DATA EXCERPTS:
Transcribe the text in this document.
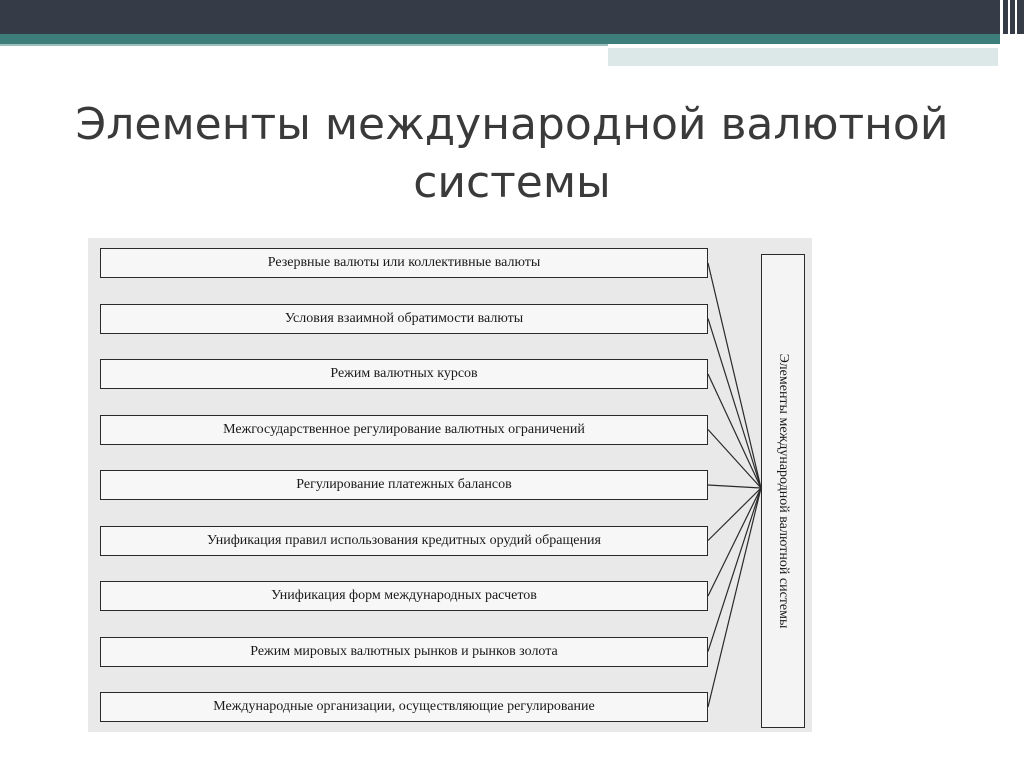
Элементы международной валютной
системы
Элементы международной валютной системы
Резервные валюты или коллективные валюты
Условия взаимной обратимости валюты
Режим валютных курсов
Межгосударственное регулирование валютных ограничений
Регулирование платежных балансов
Унификация правил использования кредитных орудий обращения
Унификация форм международных расчетов
Режим мировых валютных рынков и рынков золота
Международные организации, осуществляющие регулирование
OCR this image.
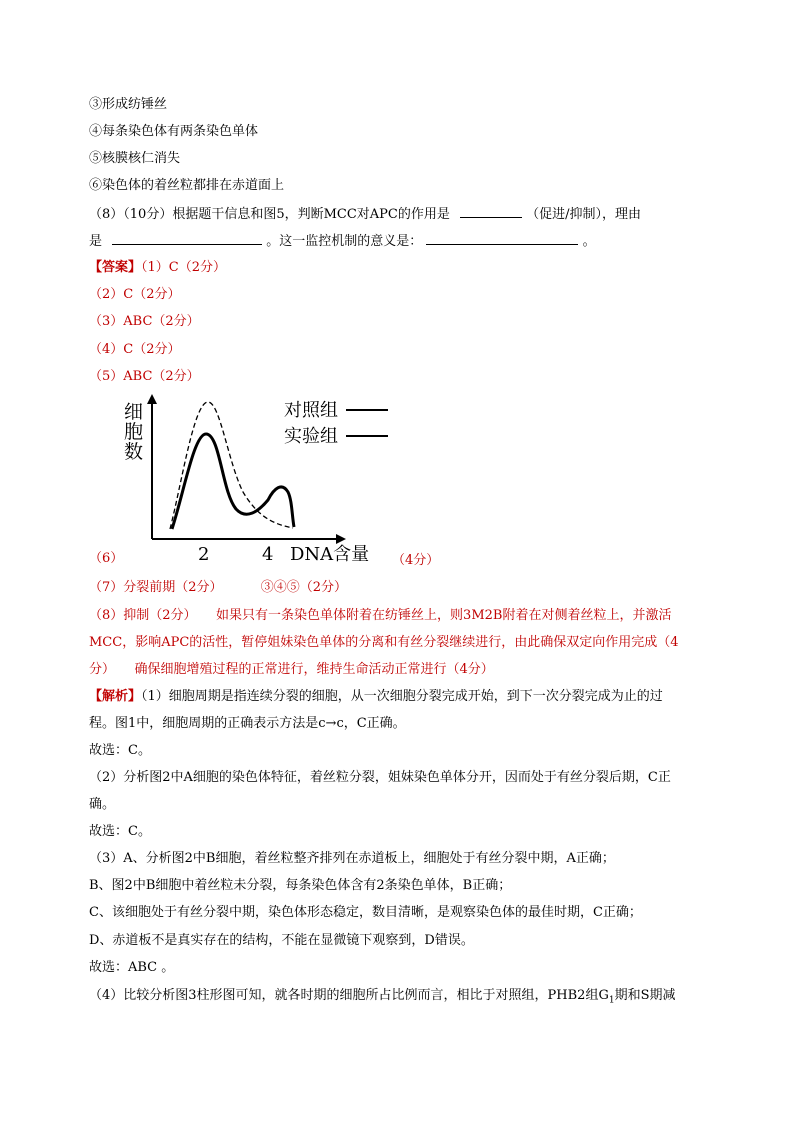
③形成纺锤丝
④每条染色体有两条染色单体
⑤核膜核仁消失
⑥染色体的着丝粒都排在赤道面上
（8）（10分）根据题干信息和图5，判断MCC对APC的作用是	（促进/抑制），理由
是	。这一监控机制的意义是：	。
【答案】（1）C（2分）
（2）C（2分）
（3）ABC（2分）
（4）C（2分）
（5）ABC（2分）
细
胞
数
对照组
实验组
2	4 DNA含量
（6）	（4分）
（7）分裂前期（2分）	③④⑤（2分）
（8）抑制（2分）　　如果只有一条染色单体附着在纺锤丝上，则3M2B附着在对侧着丝粒上，并激活
MCC，影响APC的活性，暂停姐妹染色单体的分离和有丝分裂继续进行，由此确保双定向作用完成（4
分）　　确保细胞增殖过程的正常进行，维持生命活动正常进行（4分）
【解析】（1）细胞周期是指连续分裂的细胞，从一次细胞分裂完成开始，到下一次分裂完成为止的过
程。图1中，细胞周期的正确表示方法是c→c，C正确。
故选：C。
（2）分析图2中A细胞的染色体特征，着丝粒分裂，姐妹染色单体分开，因而处于有丝分裂后期，C正
确。
故选：C。
（3）A、分析图2中B细胞，着丝粒整齐排列在赤道板上，细胞处于有丝分裂中期，A正确；
B、图2中B细胞中着丝粒未分裂，每条染色体含有2条染色单体，B正确；
C、该细胞处于有丝分裂中期，染色体形态稳定，数目清晰，是观察染色体的最佳时期，C正确；
D、赤道板不是真实存在的结构，不能在显微镜下观察到，D错误。
故选：ABC 。
（4）比较分析图3柱形图可知，就各时期的细胞所占比例而言，相比于对照组，PHB2组$G_1$期和S期减
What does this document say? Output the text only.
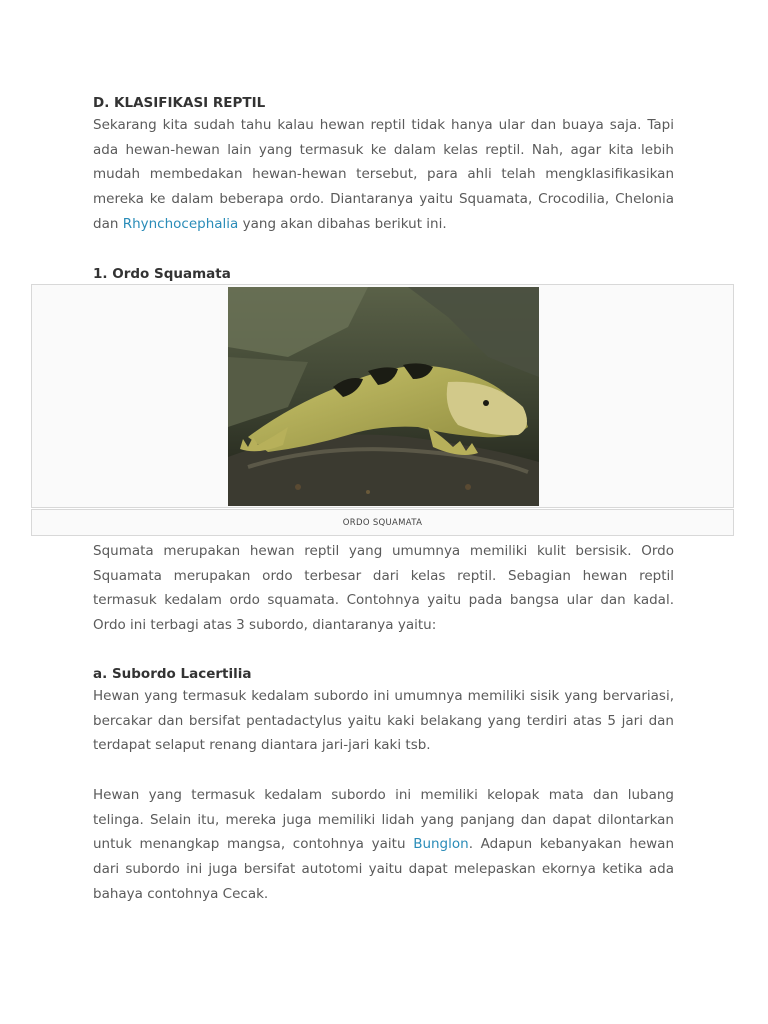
D. KLASIFIKASI REPTIL

Sekarang kita sudah tahu kalau hewan reptil tidak hanya ular dan buaya saja. Tapi ada hewan-hewan lain yang termasuk ke dalam kelas reptil. Nah, agar kita lebih mudah membedakan hewan-hewan tersebut, para ahli telah mengklasifikasikan mereka ke dalam beberapa ordo. Diantaranya yaitu Squamata, Crocodilia, Chelonia dan Rhynchocephalia yang akan dibahas berikut ini.

1. Ordo Squamata
ORDO SQUAMATA

Squmata merupakan hewan reptil yang umumnya memiliki kulit bersisik. Ordo Squamata merupakan ordo terbesar dari kelas reptil. Sebagian hewan reptil termasuk kedalam ordo squamata. Contohnya yaitu pada bangsa ular dan kadal. Ordo ini terbagi atas 3 subordo, diantaranya yaitu:

a. Subordo Lacertilia

Hewan yang termasuk kedalam subordo ini umumnya memiliki sisik yang bervariasi, bercakar dan bersifat pentadactylus yaitu kaki belakang yang terdiri atas 5 jari dan terdapat selaput renang diantara jari-jari kaki tsb.

Hewan yang termasuk kedalam subordo ini memiliki kelopak mata dan lubang telinga. Selain itu, mereka juga memiliki lidah yang panjang dan dapat dilontarkan untuk menangkap mangsa, contohnya yaitu Bunglon. Adapun kebanyakan hewan dari subordo ini juga bersifat autotomi yaitu dapat melepaskan ekornya ketika ada bahaya contohnya Cecak.
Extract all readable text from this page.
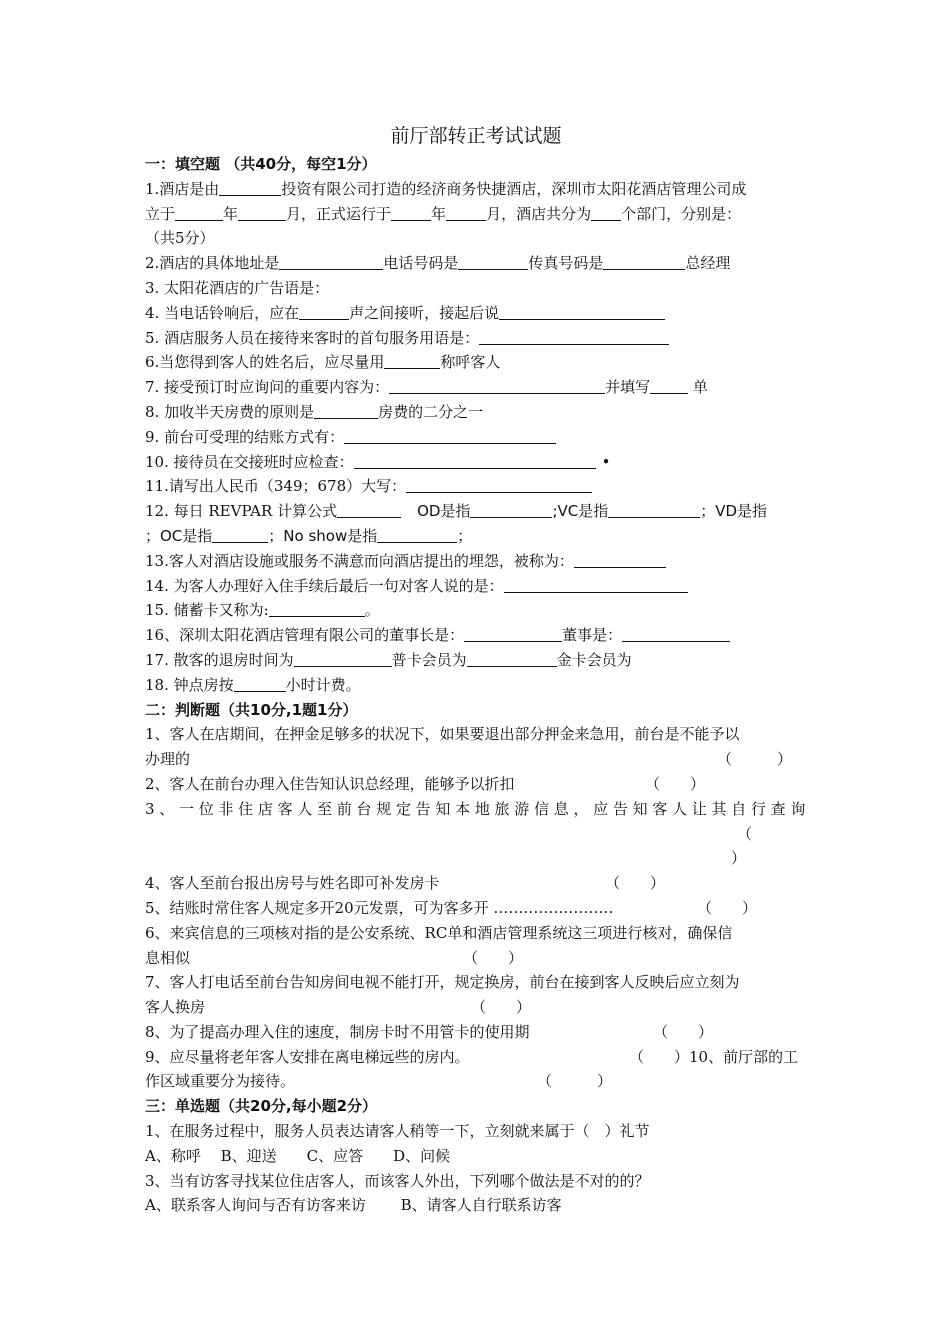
前厅部转正考试试题
一：填空题 （共40分，每空1分）
1.酒店是由	投资有限公司打造的经济商务快捷酒店，深圳市太阳花酒店管理公司成
立于	年	月，正式运行于	年	月，酒店共分为 个部门，分别是：
（共5分）
2.酒店的具体地址是	电话号码是	传真号码是	总经理
3. 太阳花酒店的广告语是：
4. 当电话铃响后，应在	声之间接听，接起后说
5. 酒店服务人员在接待来客时的首句服务用语是：
6.当您得到客人的姓名后，应尽量用	称呼客人
7. 接受预订时应询问的重要内容为：	并填写	单
8. 加收半天房费的原则是	房费的二分之一
9. 前台可受理的结账方式有：
10. 接待员在交接班时应检查：	•
11.请写出人民币（349；678）大写：
12. 每日 REVPAR 计算公式	OD是指	;VC是指	；VD是指
；OC是指	；No show是指	；
13.客人对酒店设施或服务不满意而向酒店提出的埋怨，被称为：
14. 为客人办理好入住手续后最后一句对客人说的是：
15. 储蓄卡又称为:	。
16、深圳太阳花酒店管理有限公司的董事长是：	董事是：
17. 散客的退房时间为	普卡会员为	金卡会员为
18. 钟点房按	小时计费。
二：判断题（共10分,1题1分）
1、客人在店期间，在押金足够多的状况下，如果要退出部分押金来急用，前台是不能予以
办理的	（　　　）
2、客人在前台办理入住告知认识总经理，能够予以折扣	（　　）
3、一位非住店客人至前台规定告知本地旅游信息，应告知客人让其自行查询
（
）
4、客人至前台报出房号与姓名即可补发房卡	（　　）
5、结账时常住客人规定多开20元发票，可为客多开 ……………………	（　　）
6、来宾信息的三项核对指的是公安系统、RC单和酒店管理系统这三项进行核对，确保信
息相似	（　　）
7、客人打电话至前台告知房间电视不能打开，规定换房，前台在接到客人反映后应立刻为
客人换房	（　　）
8、为了提高办理入住的速度，制房卡时不用管卡的使用期	（　　）
9、应尽量将老年客人安排在离电梯远些的房内。	（　　）10、前厅部的工
作区域重要分为接待。	（　　　）
三：单选题（共20分,每小题2分）
1、在服务过程中，服务人员表达请客人稍等一下，立刻就来属于（　）礼节
A、称呼　 B、迎送　　C、应答　　D、问候
3、当有访客寻找某位住店客人，而该客人外出，下列哪个做法是不对的的？
A、联系客人询问与否有访客来访　　 B、请客人自行联系访客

WHAT IS REQUIRED:
Pictures in the records above are not copied; print everything else exactly.

RESULT OF THE TASK:
Transcribe the text in this document.
Элементы международной валютной
системы
Элементы международной валютной системы
Резервные валюты или коллективные валюты
Условия взаимной обратимости валюты
Режим валютных курсов
Межгосударственное регулирование валютных ограничений
Регулирование платежных балансов
Унификация правил использования кредитных орудий обращения
Унификация форм международных расчетов
Режим мировых валютных рынков и рынков золота
Международные организации, осуществляющие регулирование
OCR this image.
③形成纺锤丝
④每条染色体有两条染色单体
⑤核膜核仁消失
⑥染色体的着丝粒都排在赤道面上
（8）（10分）根据题干信息和图5，判断MCC对APC的作用是	（促进/抑制），理由
是	。这一监控机制的意义是：	。
【答案】（1）C（2分）
（2）C（2分）
（3）ABC（2分）
（4）C（2分）
（5）ABC（2分）
细
胞
数
对照组
实验组
2	4 DNA含量
（6）	（4分）
（7）分裂前期（2分）	③④⑤（2分）
（8）抑制（2分）　　如果只有一条染色单体附着在纺锤丝上，则3M2B附着在对侧着丝粒上，并激活
MCC，影响APC的活性，暂停姐妹染色单体的分离和有丝分裂继续进行，由此确保双定向作用完成（4
分）　　确保细胞增殖过程的正常进行，维持生命活动正常进行（4分）
【解析】（1）细胞周期是指连续分裂的细胞，从一次细胞分裂完成开始，到下一次分裂完成为止的过
程。图1中，细胞周期的正确表示方法是c→c，C正确。
故选：C。
（2）分析图2中A细胞的染色体特征，着丝粒分裂，姐妹染色单体分开，因而处于有丝分裂后期，C正
确。
故选：C。
（3）A、分析图2中B细胞，着丝粒整齐排列在赤道板上，细胞处于有丝分裂中期，A正确；
B、图2中B细胞中着丝粒未分裂，每条染色体含有2条染色单体，B正确；
C、该细胞处于有丝分裂中期，染色体形态稳定，数目清晰，是观察染色体的最佳时期，C正确；
D、赤道板不是真实存在的结构，不能在显微镜下观察到，D错误。
故选：ABC 。
（4）比较分析图3柱形图可知，就各时期的细胞所占比例而言，相比于对照组，PHB2组$G_1$期和S期减
What does this document say? Output the text only.
D. KLASIFIKASI REPTIL

Sekarang kita sudah tahu kalau hewan reptil tidak hanya ular dan buaya saja. Tapi ada hewan-hewan lain yang termasuk ke dalam kelas reptil. Nah, agar kita lebih mudah membedakan hewan-hewan tersebut, para ahli telah mengklasifikasikan mereka ke dalam beberapa ordo. Diantaranya yaitu Squamata, Crocodilia, Chelonia dan Rhynchocephalia yang akan dibahas berikut ini.

1. Ordo Squamata
ORDO SQUAMATA

Squmata merupakan hewan reptil yang umumnya memiliki kulit bersisik. Ordo Squamata merupakan ordo terbesar dari kelas reptil. Sebagian hewan reptil termasuk kedalam ordo squamata. Contohnya yaitu pada bangsa ular dan kadal. Ordo ini terbagi atas 3 subordo, diantaranya yaitu:

a. Subordo Lacertilia

Hewan yang termasuk kedalam subordo ini umumnya memiliki sisik yang bervariasi, bercakar dan bersifat pentadactylus yaitu kaki belakang yang terdiri atas 5 jari dan terdapat selaput renang diantara jari-jari kaki tsb.

Hewan yang termasuk kedalam subordo ini memiliki kelopak mata dan lubang telinga. Selain itu, mereka juga memiliki lidah yang panjang dan dapat dilontarkan untuk menangkap mangsa, contohnya yaitu Bunglon. Adapun kebanyakan hewan dari subordo ini juga bersifat autotomi yaitu dapat melepaskan ekornya ketika ada bahaya contohnya Cecak.
Extract all readable text from this page.
前厅部转正考试试题
一：填空题 （共40分，每空1分）
1.酒店是由	投资有限公司打造的经济商务快捷酒店，深圳市太阳花酒店管理公司成
立于	年	月，正式运行于	年	月，酒店共分为 个部门，分别是：
（共5分）
2.酒店的具体地址是	电话号码是	传真号码是	总经理
3. 太阳花酒店的广告语是：
4. 当电话铃响后，应在	声之间接听，接起后说
5. 酒店服务人员在接待来客时的首句服务用语是：
6.当您得到客人的姓名后，应尽量用	称呼客人
7. 接受预订时应询问的重要内容为：	并填写	单
8. 加收半天房费的原则是	房费的二分之一
9. 前台可受理的结账方式有：
10. 接待员在交接班时应检查：	•
11.请写出人民币（349；678）大写：
12. 每日 REVPAR 计算公式	OD是指	;VC是指	；VD是指
；OC是指	；No show是指	；
13.客人对酒店设施或服务不满意而向酒店提出的埋怨，被称为：
14. 为客人办理好入住手续后最后一句对客人说的是：
15. 储蓄卡又称为:	。
16、深圳太阳花酒店管理有限公司的董事长是：	董事是：
17. 散客的退房时间为	普卡会员为	金卡会员为
18. 钟点房按	小时计费。
二：判断题（共10分,1题1分）
1、客人在店期间，在押金足够多的状况下，如果要退出部分押金来急用，前台是不能予以
办理的	（　　　）
2、客人在前台办理入住告知认识总经理，能够予以折扣	（　　）
3、一位非住店客人至前台规定告知本地旅游信息，应告知客人让其自行查询
（
）
4、客人至前台报出房号与姓名即可补发房卡	（　　）
5、结账时常住客人规定多开20元发票，可为客多开 ……………………	（　　）
6、来宾信息的三项核对指的是公安系统、RC单和酒店管理系统这三项进行核对，确保信
息相似	（　　）
7、客人打电话至前台告知房间电视不能打开，规定换房，前台在接到客人反映后应立刻为
客人换房	（　　）
8、为了提高办理入住的速度，制房卡时不用管卡的使用期	（　　）
9、应尽量将老年客人安排在离电梯远些的房内。	（　　）10、前厅部的工
作区域重要分为接待。	（　　　）
三：单选题（共20分,每小题2分）
1、在服务过程中，服务人员表达请客人稍等一下，立刻就来属于（　）礼节
A、称呼　 B、迎送　　C、应答　　D、问候
3、当有访客寻找某位住店客人，而该客人外出，下列哪个做法是不对的的？
A、联系客人询问与否有访客来访　　 B、请客人自行联系访客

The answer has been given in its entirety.